[Listings of boxed layout items]
--------------------
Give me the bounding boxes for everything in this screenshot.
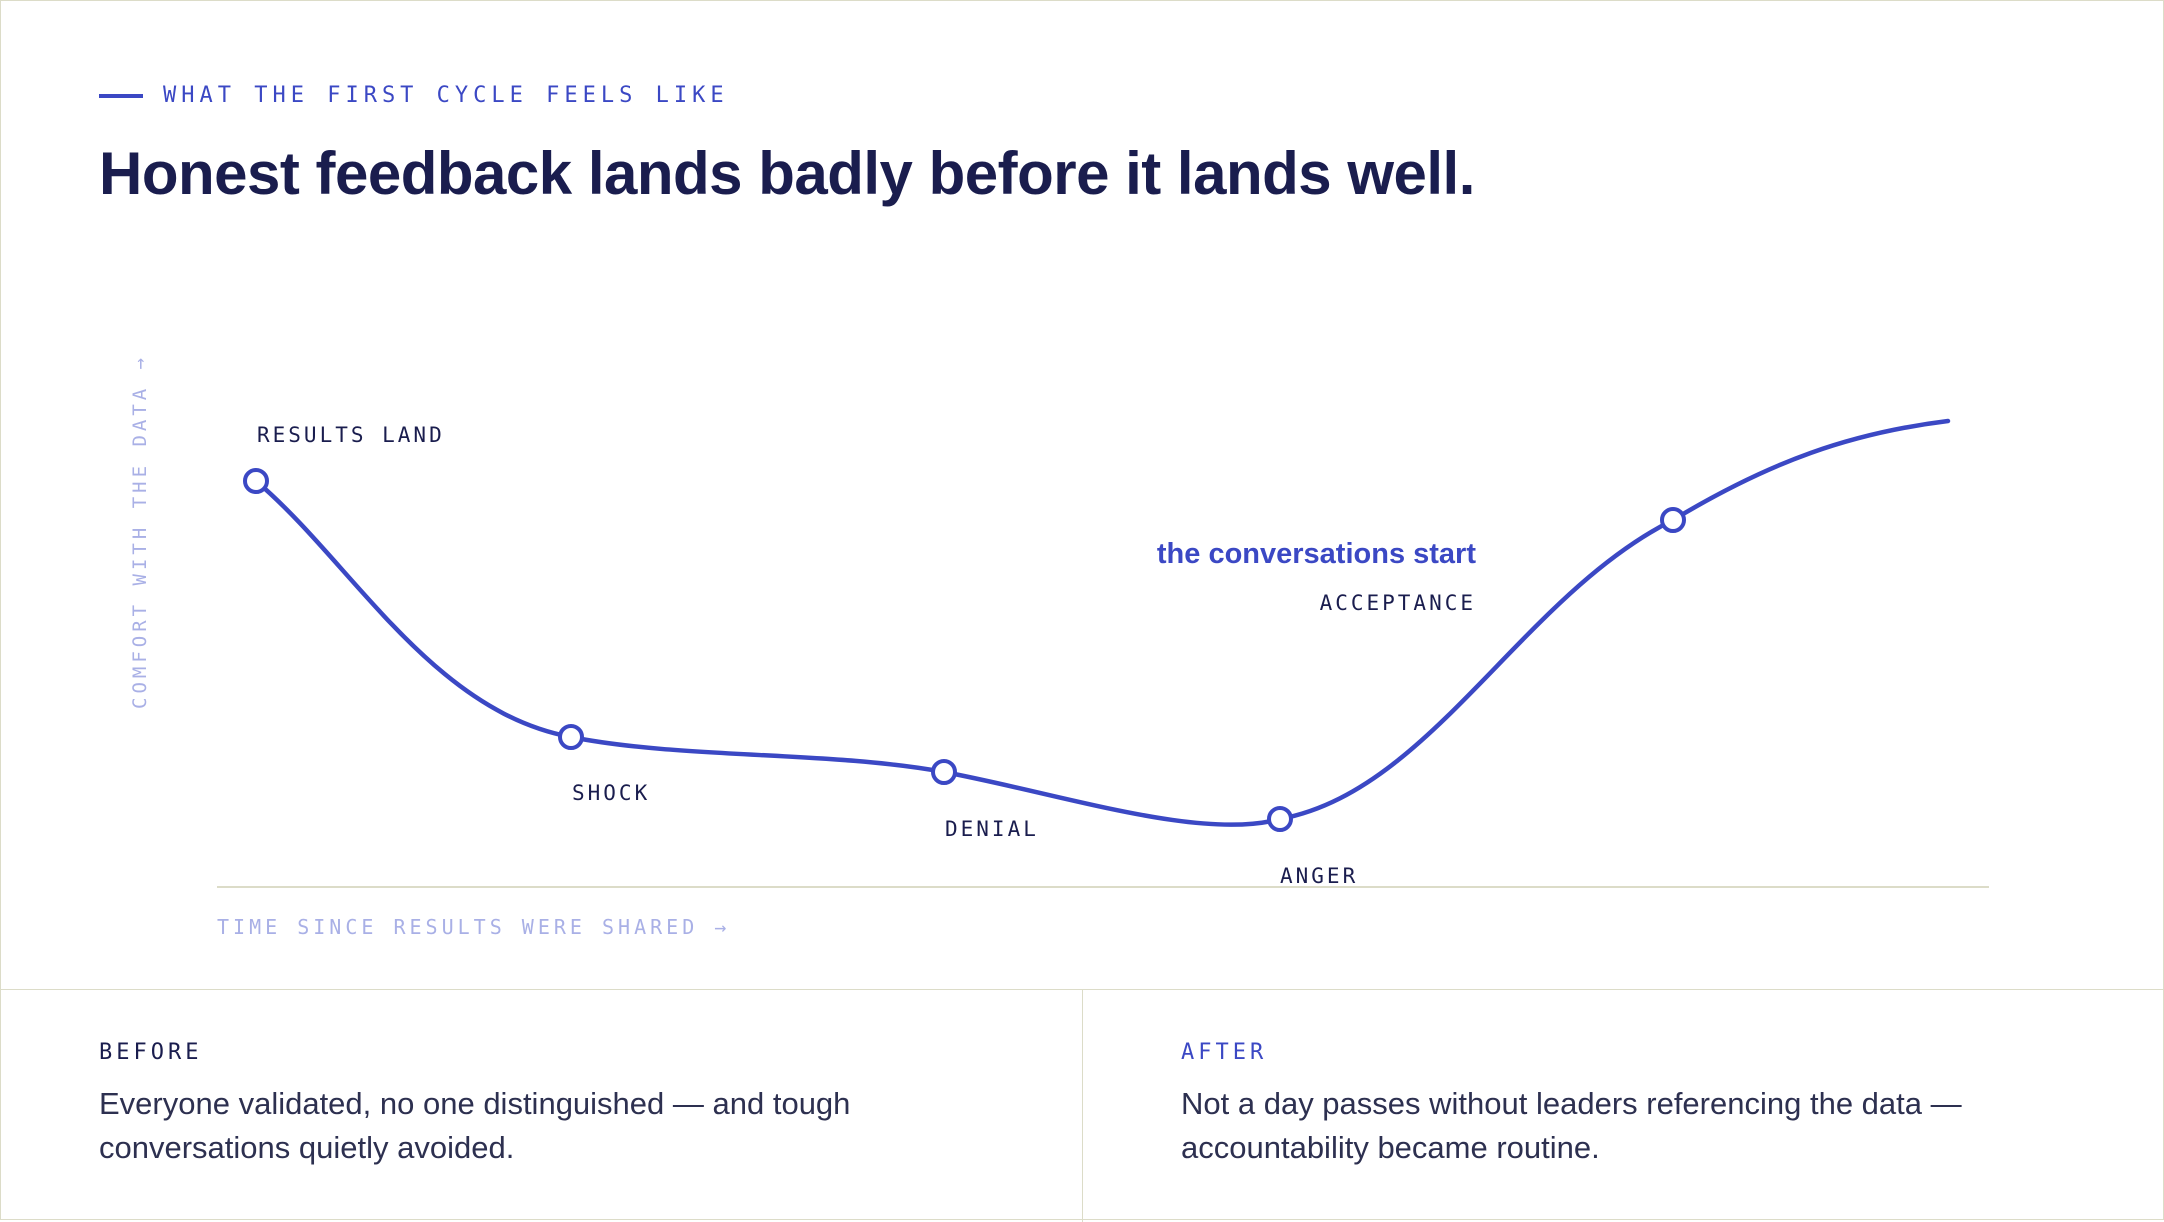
callout-conversations-start: the conversations start (1157, 538, 1476, 570)
emotional-curve-diagram: COMFORT WITH THE DATA → TIME SINCE RESUL… (129, 354, 1989, 939)
before-after-panels: BEFORE Everyone validated, no one distin… (1, 989, 2164, 1222)
eyebrow-text: WHAT THE FIRST CYCLE FEELS LIKE (163, 83, 729, 108)
stage-label-anger: ANGER (1280, 864, 1358, 888)
before-label: BEFORE (99, 1040, 203, 1065)
stage-label-results-land: RESULTS LAND (257, 423, 445, 447)
x-axis-label: TIME SINCE RESULTS WERE SHARED → (217, 915, 730, 939)
stage-label-shock: SHOCK (572, 781, 650, 805)
stage-marker-denial (931, 759, 957, 785)
eyebrow-rule (99, 93, 143, 98)
before-panel: BEFORE Everyone validated, no one distin… (1, 990, 1083, 1222)
comfort-curve (253, 418, 1951, 827)
after-label: AFTER (1181, 1040, 1268, 1065)
after-panel: AFTER Not a day passes without leaders r… (1083, 990, 2164, 1222)
headline: Honest feedback lands badly before it la… (99, 140, 1475, 207)
y-axis-label: COMFORT WITH THE DATA → (129, 354, 151, 709)
stage-marker-results-land (243, 468, 269, 494)
stage-label-denial: DENIAL (945, 817, 1039, 841)
stage-marker-acceptance (1660, 507, 1686, 533)
stage-marker-anger (1267, 806, 1293, 832)
stage-label-acceptance: ACCEPTANCE (1320, 591, 1476, 615)
eyebrow: WHAT THE FIRST CYCLE FEELS LIKE (99, 83, 729, 108)
after-text: Not a day passes without leaders referen… (1181, 1086, 1962, 1165)
stage-marker-shock (558, 724, 584, 750)
before-text: Everyone validated, no one distinguished… (99, 1086, 851, 1165)
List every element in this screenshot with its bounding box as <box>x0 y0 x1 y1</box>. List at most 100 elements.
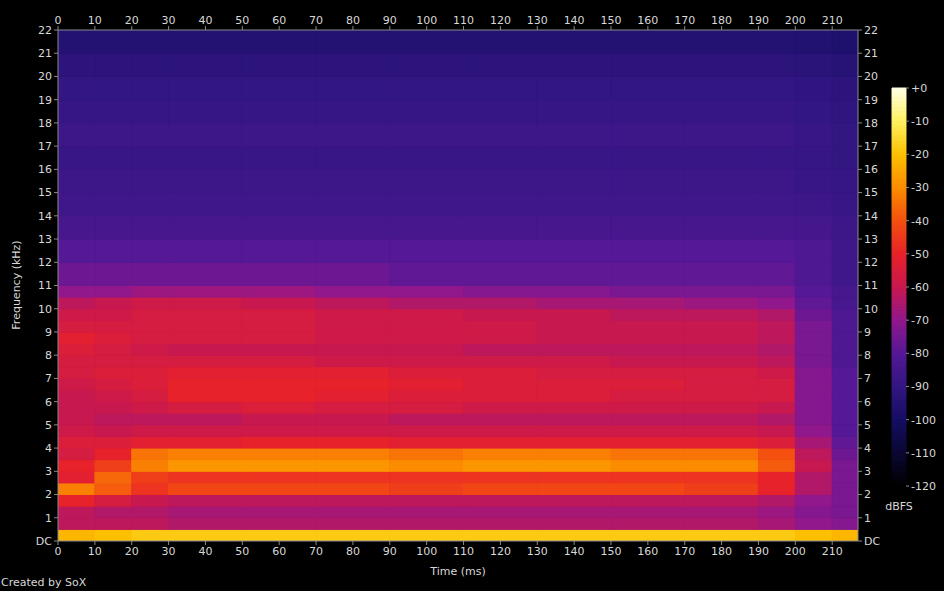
--------------------
Exercise. Copy every line above word for word, omitting the pictures.

Exercise output.
Give me the bounding boxes for everything in this screenshot.
callout-conversations-start: the conversations start (1157, 538, 1476, 570)
emotional-curve-diagram: COMFORT WITH THE DATA → TIME SINCE RESUL… (129, 354, 1989, 939)
before-after-panels: BEFORE Everyone validated, no one distin… (1, 989, 2164, 1222)
eyebrow-text: WHAT THE FIRST CYCLE FEELS LIKE (163, 83, 729, 108)
stage-label-anger: ANGER (1280, 864, 1358, 888)
before-label: BEFORE (99, 1040, 203, 1065)
stage-label-results-land: RESULTS LAND (257, 423, 445, 447)
x-axis-label: TIME SINCE RESULTS WERE SHARED → (217, 915, 730, 939)
stage-label-shock: SHOCK (572, 781, 650, 805)
stage-marker-denial (931, 759, 957, 785)
eyebrow-rule (99, 93, 143, 98)
before-panel: BEFORE Everyone validated, no one distin… (1, 990, 1083, 1222)
comfort-curve (253, 418, 1951, 827)
after-label: AFTER (1181, 1040, 1268, 1065)
after-panel: AFTER Not a day passes without leaders r… (1083, 990, 2164, 1222)
headline: Honest feedback lands badly before it la… (99, 140, 1475, 207)
y-axis-label: COMFORT WITH THE DATA → (129, 354, 151, 709)
stage-marker-results-land (243, 468, 269, 494)
stage-label-denial: DENIAL (945, 817, 1039, 841)
stage-marker-acceptance (1660, 507, 1686, 533)
stage-marker-anger (1267, 806, 1293, 832)
stage-label-acceptance: ACCEPTANCE (1320, 591, 1476, 615)
eyebrow: WHAT THE FIRST CYCLE FEELS LIKE (99, 83, 729, 108)
after-text: Not a day passes without leaders referen… (1181, 1086, 1962, 1165)
stage-marker-shock (558, 724, 584, 750)
before-text: Everyone validated, no one distinguished… (99, 1086, 851, 1165)
List every element in this screenshot with its bounding box as <box>x0 y0 x1 y1</box>. List at most 100 elements.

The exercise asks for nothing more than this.